DATA TO USE
>> Begin

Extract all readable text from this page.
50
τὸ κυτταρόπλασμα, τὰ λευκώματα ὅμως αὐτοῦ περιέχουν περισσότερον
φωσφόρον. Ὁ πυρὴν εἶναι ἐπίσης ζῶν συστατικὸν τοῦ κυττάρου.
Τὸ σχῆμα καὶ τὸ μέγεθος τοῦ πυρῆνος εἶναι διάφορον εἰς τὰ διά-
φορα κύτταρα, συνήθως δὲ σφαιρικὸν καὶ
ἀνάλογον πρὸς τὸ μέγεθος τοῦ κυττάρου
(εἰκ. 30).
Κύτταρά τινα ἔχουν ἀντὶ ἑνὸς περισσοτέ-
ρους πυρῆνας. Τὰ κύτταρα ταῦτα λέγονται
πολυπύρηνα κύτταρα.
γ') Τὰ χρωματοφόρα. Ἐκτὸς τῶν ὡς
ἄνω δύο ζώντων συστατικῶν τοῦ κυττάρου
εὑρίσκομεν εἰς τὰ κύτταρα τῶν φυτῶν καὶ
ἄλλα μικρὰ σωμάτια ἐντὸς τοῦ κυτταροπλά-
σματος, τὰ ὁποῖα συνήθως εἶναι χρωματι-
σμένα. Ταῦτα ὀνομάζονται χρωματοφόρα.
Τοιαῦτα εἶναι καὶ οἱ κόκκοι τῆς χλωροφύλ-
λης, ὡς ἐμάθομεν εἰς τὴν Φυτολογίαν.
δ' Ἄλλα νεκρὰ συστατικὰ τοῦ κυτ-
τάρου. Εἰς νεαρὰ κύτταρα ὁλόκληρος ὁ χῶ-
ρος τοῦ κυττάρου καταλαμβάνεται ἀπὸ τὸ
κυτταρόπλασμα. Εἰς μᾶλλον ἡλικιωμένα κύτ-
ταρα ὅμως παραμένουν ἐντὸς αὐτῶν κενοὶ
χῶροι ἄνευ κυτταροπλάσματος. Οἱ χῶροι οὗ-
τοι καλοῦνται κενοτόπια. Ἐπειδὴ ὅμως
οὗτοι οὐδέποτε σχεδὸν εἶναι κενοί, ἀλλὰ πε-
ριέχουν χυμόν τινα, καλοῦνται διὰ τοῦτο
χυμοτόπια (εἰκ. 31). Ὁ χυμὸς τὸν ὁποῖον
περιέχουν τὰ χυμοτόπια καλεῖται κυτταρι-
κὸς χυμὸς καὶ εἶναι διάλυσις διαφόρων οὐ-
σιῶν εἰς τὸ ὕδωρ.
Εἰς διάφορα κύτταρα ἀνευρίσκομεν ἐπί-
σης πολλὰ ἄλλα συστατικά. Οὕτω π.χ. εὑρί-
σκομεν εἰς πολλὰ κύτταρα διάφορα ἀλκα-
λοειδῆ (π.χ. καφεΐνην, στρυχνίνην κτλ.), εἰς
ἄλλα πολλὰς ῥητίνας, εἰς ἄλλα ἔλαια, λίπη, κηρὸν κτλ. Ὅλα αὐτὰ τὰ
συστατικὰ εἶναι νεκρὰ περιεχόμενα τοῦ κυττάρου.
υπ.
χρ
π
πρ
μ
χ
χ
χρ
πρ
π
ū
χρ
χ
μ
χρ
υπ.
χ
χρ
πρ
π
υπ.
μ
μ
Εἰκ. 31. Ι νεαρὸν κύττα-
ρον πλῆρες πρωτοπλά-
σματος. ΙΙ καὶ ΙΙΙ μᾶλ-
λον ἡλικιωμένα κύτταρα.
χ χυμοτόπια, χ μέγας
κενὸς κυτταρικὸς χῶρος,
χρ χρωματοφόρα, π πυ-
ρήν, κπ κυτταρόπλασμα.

>> End
>> Begin

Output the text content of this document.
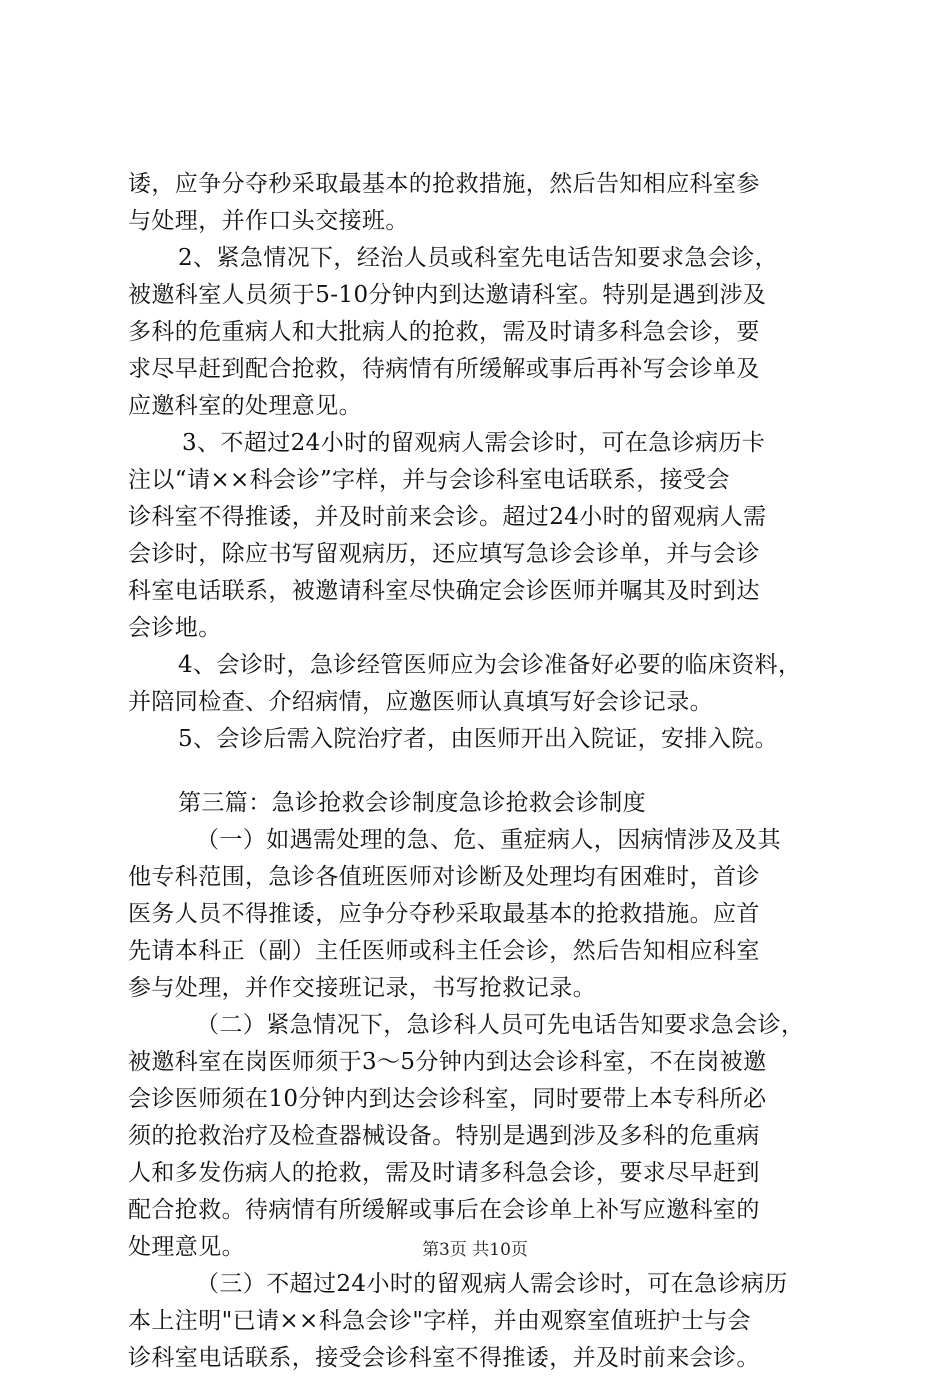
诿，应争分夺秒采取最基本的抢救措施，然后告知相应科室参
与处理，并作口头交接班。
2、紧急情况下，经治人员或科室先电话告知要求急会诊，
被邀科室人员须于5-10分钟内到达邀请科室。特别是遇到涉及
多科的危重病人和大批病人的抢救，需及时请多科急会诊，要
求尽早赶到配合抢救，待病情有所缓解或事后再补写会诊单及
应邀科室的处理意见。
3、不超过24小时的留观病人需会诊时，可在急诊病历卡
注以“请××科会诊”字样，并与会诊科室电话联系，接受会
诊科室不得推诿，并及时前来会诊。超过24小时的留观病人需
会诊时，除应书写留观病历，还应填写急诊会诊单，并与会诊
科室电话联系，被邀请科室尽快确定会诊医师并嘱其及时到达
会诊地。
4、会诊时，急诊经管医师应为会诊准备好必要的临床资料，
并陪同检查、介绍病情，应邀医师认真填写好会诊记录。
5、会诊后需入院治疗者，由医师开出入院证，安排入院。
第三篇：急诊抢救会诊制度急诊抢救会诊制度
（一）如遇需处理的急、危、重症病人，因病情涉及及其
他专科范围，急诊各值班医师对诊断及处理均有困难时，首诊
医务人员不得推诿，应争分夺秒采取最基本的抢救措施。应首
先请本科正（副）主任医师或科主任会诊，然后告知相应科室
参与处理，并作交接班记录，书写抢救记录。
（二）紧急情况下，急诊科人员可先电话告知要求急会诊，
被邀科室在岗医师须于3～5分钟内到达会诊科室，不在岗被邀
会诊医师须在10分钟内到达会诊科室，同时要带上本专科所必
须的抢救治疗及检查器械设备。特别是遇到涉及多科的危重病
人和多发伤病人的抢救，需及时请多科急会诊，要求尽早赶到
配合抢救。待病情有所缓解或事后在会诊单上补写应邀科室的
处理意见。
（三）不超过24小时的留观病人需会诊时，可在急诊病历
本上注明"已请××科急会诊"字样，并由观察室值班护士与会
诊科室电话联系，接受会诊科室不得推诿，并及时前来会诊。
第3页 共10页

>> End

TASK OBJECTIVE
Gather each line of the records holding the string "ἡλικιωμένα".

FULL OUTPUT
κυτταρόπλασμα. Εἰς μᾶλλον ἡλικιωμένα κύτ-
λον ἡλικιωμένα κύτταρα.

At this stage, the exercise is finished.